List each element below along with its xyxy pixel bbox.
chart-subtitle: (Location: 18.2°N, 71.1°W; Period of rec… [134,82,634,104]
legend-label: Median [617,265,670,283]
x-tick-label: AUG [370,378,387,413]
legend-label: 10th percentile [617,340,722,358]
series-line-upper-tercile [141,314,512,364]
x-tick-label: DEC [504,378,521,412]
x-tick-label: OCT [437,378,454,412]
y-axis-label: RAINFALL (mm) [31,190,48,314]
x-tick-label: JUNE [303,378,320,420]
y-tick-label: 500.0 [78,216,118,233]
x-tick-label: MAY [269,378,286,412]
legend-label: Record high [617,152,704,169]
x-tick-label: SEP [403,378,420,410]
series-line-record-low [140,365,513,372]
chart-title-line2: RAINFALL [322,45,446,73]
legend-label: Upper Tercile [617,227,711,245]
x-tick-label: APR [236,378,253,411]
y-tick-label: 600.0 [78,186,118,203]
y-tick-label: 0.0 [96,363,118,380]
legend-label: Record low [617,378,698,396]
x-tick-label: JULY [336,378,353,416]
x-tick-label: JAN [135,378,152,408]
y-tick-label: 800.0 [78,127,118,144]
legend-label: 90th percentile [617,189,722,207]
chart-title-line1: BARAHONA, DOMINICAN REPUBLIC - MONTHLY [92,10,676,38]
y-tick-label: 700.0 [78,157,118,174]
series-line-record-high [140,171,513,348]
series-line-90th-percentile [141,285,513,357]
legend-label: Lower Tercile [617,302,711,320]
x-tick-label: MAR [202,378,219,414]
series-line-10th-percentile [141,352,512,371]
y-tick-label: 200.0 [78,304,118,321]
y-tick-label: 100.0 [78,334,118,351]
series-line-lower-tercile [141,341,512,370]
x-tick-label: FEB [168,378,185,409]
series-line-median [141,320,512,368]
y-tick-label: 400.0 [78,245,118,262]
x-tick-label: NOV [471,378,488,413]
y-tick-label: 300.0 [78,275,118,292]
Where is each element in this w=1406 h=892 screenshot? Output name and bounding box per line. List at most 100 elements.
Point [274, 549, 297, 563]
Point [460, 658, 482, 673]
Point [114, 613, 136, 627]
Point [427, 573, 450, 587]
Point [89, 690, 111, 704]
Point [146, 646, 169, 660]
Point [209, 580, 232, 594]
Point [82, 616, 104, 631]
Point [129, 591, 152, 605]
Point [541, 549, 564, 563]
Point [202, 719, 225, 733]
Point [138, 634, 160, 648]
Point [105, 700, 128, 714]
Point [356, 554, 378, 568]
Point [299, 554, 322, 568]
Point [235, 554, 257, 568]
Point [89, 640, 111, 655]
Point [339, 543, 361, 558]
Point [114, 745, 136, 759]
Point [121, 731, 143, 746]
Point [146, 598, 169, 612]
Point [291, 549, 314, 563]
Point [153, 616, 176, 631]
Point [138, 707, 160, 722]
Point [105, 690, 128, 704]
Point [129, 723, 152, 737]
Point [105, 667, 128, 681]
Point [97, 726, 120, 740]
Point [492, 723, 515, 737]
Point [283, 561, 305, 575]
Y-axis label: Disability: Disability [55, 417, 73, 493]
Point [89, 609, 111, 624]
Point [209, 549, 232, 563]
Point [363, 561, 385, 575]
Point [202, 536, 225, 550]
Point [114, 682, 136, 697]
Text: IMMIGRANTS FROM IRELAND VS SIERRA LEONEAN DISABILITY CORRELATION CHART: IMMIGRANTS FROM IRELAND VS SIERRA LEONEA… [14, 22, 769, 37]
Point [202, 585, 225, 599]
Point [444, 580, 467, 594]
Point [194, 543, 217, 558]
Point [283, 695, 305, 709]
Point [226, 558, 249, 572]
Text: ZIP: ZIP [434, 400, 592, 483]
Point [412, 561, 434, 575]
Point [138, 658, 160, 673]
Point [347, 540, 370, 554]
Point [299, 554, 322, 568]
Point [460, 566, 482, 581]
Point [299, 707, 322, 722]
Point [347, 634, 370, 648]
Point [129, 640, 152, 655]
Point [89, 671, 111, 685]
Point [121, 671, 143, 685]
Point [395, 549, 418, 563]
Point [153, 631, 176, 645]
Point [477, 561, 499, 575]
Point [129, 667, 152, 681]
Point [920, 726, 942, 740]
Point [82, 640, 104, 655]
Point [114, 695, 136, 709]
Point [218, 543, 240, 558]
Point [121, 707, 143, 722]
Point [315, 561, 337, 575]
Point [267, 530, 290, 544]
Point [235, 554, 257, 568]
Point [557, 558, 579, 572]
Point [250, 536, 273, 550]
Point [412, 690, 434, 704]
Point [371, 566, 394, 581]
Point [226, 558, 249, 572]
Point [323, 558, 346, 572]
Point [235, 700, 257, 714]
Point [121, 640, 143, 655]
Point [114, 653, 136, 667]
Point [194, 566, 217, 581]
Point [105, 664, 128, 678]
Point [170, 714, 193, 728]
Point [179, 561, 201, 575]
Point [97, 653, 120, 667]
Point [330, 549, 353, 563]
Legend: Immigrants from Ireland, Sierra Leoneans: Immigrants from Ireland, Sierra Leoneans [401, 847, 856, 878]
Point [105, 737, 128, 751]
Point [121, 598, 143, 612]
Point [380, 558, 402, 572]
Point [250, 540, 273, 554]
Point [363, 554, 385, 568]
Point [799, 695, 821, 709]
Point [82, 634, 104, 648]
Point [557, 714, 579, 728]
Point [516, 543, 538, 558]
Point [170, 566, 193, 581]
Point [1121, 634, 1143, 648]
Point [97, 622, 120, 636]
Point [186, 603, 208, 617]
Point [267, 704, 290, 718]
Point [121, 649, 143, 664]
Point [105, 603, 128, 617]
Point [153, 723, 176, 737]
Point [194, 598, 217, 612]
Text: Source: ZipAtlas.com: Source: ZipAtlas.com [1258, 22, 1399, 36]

### [SHORT EXERCISE]
Output every line of the entries above as a Markdown table with the columns Row and Line, numbering the rows in order and skipping any blank lines.

### [REPLY TO THE TASK]
| Row | Line |
|---|---|
| 1 | List each element below along with its xyxy pixel bbox. |
| 2 | chart-subtitle: (Location: 18.2°N, 71.1°W; Period of rec… [134,82,634,104] |
| 3 | legend-label: Median [617,265,670,283] |
| 4 | x-tick-label: AUG [370,378,387,413] |
| 5 | legend-label: 10th percentile [617,340,722,358] |
| 6 | series-line-upper-tercile [141,314,512,364] |
| 7 | x-tick-label: DEC [504,378,521,412] |
| 8 | x-tick-label: OCT [437,378,454,412] |
| 9 | y-axis-label: RAINFALL (mm) [31,190,48,314] |
| 10 | x-tick-label: JUNE [303,378,320,420] |
| 11 | y-tick-label: 500.0 [78,216,118,233] |
| 12 | x-tick-label: MAY [269,378,286,412] |
| 13 | legend-label: Record high [617,152,704,169] |
| 14 | x-tick-label: SEP [403,378,420,410] |
| 15 | series-line-record-low [140,365,513,372] |
| 16 | chart-title-line2: RAINFALL [322,45,446,73] |
| 17 | legend-label: Upper Tercile [617,227,711,245] |
| 18 | x-tick-label: APR [236,378,253,411] |
| 19 | y-tick-label: 600.0 [78,186,118,203] |
| 20 | y-tick-label: 0.0 [96,363,118,380] |
| 21 | legend-label: Record low [617,378,698,396] |
| 22 | x-tick-label: JULY [336,378,353,416] |
| 23 | x-tick-label: JAN [135,378,152,408] |
| 24 | y-tick-label: 800.0 [78,127,118,144] |
| 25 | legend-label: 90th percentile [617,189,722,207] |
| 26 | chart-title-line1: BARAHONA, DOMINICAN REPUBLIC - MONTHLY [92,10,676,38] |
| 27 | y-tick-label: 700.0 [78,157,118,174] |
| 28 | series-line-record-high [140,171,513,348] |
| 29 | series-line-90th-percentile [141,285,513,357] |
| 30 | legend-label: Lower Tercile [617,302,711,320] |
| 31 | x-tick-label: MAR [202,378,219,414] |
| 32 | series-line-10th-percentile [141,352,512,371] |
| 33 | y-tick-label: 200.0 [78,304,118,321] |
| 34 | y-tick-label: 100.0 [78,334,118,351] |
| 35 | series-line-lower-tercile [141,341,512,370] |
| 36 | x-tick-label: FEB [168,378,185,409] |
| 37 | series-line-median [141,320,512,368] |
| 38 | y-tick-label: 400.0 [78,245,118,262] |
| 39 | x-tick-label: NOV [471,378,488,413] |
| 40 | y-tick-label: 300.0 [78,275,118,292] |
| 41 | Where is each element in this w=1406 h=892 screenshot? Output name and bounding box per line. List at most 100 elements. |
| 42 | Point [274, 549, 297, 563] |
| 43 | Point [460, 658, 482, 673] |
| 44 | Point [114, 613, 136, 627] |
| 45 | Point [427, 573, 450, 587] |
| 46 | Point [89, 690, 111, 704] |
| 47 | Point [146, 646, 169, 660] |
| 48 | Point [209, 580, 232, 594] |
| 49 | Point [82, 616, 104, 631] |
| 50 | Point [129, 591, 152, 605] |
| 51 | Point [541, 549, 564, 563] |
| 52 | Point [202, 719, 225, 733] |
| 53 | Point [138, 634, 160, 648] |
| 54 | Point [105, 700, 128, 714] |
| 55 | Point [356, 554, 378, 568] |
| 56 | Point [299, 554, 322, 568] |
| 57 | Point [235, 554, 257, 568] |
| 58 | Point [89, 640, 111, 655] |
| 59 | Point [339, 543, 361, 558] |
| 60 | Point [114, 745, 136, 759] |
| 61 | Point [121, 731, 143, 746] |
| 62 | Point [146, 598, 169, 612] |
| 63 | Point [291, 549, 314, 563] |
| 64 | Point [153, 616, 176, 631] |
| 65 | Point [138, 707, 160, 722] |
| 66 | Point [105, 690, 128, 704] |
| 67 | Point [129, 723, 152, 737] |
| 68 | Point [105, 667, 128, 681] |
| 69 | Point [97, 726, 120, 740] |
| 70 | Point [492, 723, 515, 737] |
| 71 | Point [283, 561, 305, 575] |
| 72 | Y-axis label: Disability: Disability [55, 417, 73, 493] |
| 73 | Point [89, 609, 111, 624] |
| 74 | Point [209, 549, 232, 563] |
| 75 | Point [363, 561, 385, 575] |
| 76 | Point [202, 536, 225, 550] |
| 77 | Point [114, 682, 136, 697] |
| 78 | Text: IMMIGRANTS FROM IRELAND VS SIERRA LEONEAN DISABILITY CORRELATION CHART: IMMIGRANTS FROM IRELAND VS SIERRA LEONEA… [14, 22, 769, 37] |
| 79 | Point [202, 585, 225, 599] |
| 80 | Point [444, 580, 467, 594] |
| 81 | Point [194, 543, 217, 558] |
| 82 | Point [283, 695, 305, 709] |
| 83 | Point [226, 558, 249, 572] |
| 84 | Text: ZIP: ZIP [434, 400, 592, 483] |
| 85 | Point [412, 561, 434, 575] |
| 86 | Point [138, 658, 160, 673] |
| 87 | Point [347, 540, 370, 554] |
| 88 | Point [299, 554, 322, 568] |
| 89 | Point [460, 566, 482, 581] |
| 90 | Point [299, 707, 322, 722] |
| 91 | Point [347, 634, 370, 648] |
| 92 | Point [129, 640, 152, 655] |
| 93 | Point [89, 671, 111, 685] |
| 94 | Point [121, 671, 143, 685] |
| 95 | Point [395, 549, 418, 563] |
| 96 | Point [153, 631, 176, 645] |
| 97 | Point [477, 561, 499, 575] |
| 98 | Point [129, 667, 152, 681] |
| 99 | Point [920, 726, 942, 740] |
| 100 | Point [82, 640, 104, 655] |
| 101 | Point [114, 695, 136, 709] |
| 102 | Point [218, 543, 240, 558] |
| 103 | Point [121, 707, 143, 722] |
| 104 | Point [315, 561, 337, 575] |
| 105 | Point [267, 530, 290, 544] |
| 106 | Point [235, 554, 257, 568] |
| 107 | Point [557, 558, 579, 572] |
| 108 | Point [250, 536, 273, 550] |
| 109 | Point [412, 690, 434, 704] |
| 110 | Point [371, 566, 394, 581] |
| 111 | Point [226, 558, 249, 572] |
| 112 | Point [323, 558, 346, 572] |
| 113 | Point [235, 700, 257, 714] |
| 114 | Point [121, 640, 143, 655] |
| 115 | Point [114, 653, 136, 667] |
| 116 | Point [194, 566, 217, 581] |
| 117 | Point [105, 664, 128, 678] |
| 118 | Point [170, 714, 193, 728] |
| 119 | Point [179, 561, 201, 575] |
| 120 | Point [97, 653, 120, 667] |
| 121 | Point [330, 549, 353, 563] |
| 122 | Legend: Immigrants from Ireland, Sierra Leoneans: Immigrants from Ireland, Sierra Leoneans [401, 847, 856, 878] |
| 123 | Point [105, 737, 128, 751] |
| 124 | Point [121, 598, 143, 612] |
| 125 | Point [380, 558, 402, 572] |
| 126 | Point [250, 540, 273, 554] |
| 127 | Point [363, 554, 385, 568] |
| 128 | Point [799, 695, 821, 709] |
| 129 | Point [82, 634, 104, 648] |
| 130 | Point [557, 714, 579, 728] |
| 131 | Point [516, 543, 538, 558] |
| 132 | Point [170, 566, 193, 581] |
| 133 | Point [1121, 634, 1143, 648] |
| 134 | Point [97, 622, 120, 636] |
| 135 | Point [186, 603, 208, 617] |
| 136 | Point [267, 704, 290, 718] |
| 137 | Point [121, 649, 143, 664] |
| 138 | Point [105, 603, 128, 617] |
| 139 | Point [153, 723, 176, 737] |
| 140 | Point [194, 598, 217, 612] |
| 141 | Text: Source: ZipAtlas.com: Source: ZipAtlas.com [1258, 22, 1399, 36] |